:: Goal ::
How many lines of these entries hold the string "Hasina"? Answer with the number alone.

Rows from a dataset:
++++++++++++++++++++
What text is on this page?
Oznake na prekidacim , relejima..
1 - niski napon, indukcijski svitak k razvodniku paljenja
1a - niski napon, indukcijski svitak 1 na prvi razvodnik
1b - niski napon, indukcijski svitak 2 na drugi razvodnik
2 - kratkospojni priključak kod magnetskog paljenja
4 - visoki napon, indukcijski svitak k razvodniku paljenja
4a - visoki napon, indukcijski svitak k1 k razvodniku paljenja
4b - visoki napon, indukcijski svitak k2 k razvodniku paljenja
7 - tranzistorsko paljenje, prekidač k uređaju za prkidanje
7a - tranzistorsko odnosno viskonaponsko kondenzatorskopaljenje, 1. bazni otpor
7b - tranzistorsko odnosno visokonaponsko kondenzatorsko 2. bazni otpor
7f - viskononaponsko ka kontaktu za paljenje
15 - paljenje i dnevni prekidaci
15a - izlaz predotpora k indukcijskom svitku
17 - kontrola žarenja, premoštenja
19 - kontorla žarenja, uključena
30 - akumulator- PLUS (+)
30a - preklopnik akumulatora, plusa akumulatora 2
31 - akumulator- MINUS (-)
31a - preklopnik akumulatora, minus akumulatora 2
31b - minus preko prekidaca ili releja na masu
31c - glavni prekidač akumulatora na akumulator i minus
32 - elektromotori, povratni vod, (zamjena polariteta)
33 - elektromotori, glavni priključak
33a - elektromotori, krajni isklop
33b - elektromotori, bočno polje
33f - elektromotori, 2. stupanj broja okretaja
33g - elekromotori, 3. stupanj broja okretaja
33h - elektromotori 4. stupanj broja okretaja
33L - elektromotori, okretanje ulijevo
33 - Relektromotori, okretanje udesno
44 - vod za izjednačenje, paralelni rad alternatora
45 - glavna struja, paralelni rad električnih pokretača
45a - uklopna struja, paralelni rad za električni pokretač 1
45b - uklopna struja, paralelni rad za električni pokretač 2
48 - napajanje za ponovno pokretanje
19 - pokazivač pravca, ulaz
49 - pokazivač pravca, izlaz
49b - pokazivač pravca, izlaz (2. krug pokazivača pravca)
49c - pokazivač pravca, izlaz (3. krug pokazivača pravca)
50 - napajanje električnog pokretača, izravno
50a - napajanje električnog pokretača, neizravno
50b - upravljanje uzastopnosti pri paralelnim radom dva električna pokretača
++++++++++++++++++++
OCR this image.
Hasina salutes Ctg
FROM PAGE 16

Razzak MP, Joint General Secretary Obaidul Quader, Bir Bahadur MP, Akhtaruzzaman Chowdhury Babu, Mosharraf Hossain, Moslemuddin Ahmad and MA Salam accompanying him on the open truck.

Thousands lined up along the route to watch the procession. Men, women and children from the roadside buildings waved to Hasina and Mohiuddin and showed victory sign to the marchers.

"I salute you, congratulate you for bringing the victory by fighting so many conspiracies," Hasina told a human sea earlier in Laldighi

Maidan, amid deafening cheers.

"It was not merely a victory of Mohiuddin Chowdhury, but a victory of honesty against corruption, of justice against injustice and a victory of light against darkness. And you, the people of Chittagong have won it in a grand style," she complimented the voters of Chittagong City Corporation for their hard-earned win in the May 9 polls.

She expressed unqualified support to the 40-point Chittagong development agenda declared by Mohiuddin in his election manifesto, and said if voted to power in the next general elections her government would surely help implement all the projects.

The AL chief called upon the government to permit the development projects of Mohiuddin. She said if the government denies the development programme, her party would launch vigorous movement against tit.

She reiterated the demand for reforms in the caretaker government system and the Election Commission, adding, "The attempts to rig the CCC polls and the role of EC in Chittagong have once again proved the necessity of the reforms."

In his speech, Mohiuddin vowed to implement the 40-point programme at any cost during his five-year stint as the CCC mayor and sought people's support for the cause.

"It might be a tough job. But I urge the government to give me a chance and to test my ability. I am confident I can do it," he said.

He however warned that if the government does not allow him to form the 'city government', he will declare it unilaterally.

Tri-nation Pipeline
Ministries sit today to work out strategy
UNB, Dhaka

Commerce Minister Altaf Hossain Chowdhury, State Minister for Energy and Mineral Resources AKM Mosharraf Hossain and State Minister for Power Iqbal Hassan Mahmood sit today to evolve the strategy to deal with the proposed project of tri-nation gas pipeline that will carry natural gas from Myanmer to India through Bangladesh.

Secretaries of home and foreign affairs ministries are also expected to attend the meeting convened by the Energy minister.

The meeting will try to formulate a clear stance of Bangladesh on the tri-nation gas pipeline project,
++++++++++++++++++++
:: Answer to the problem ::
3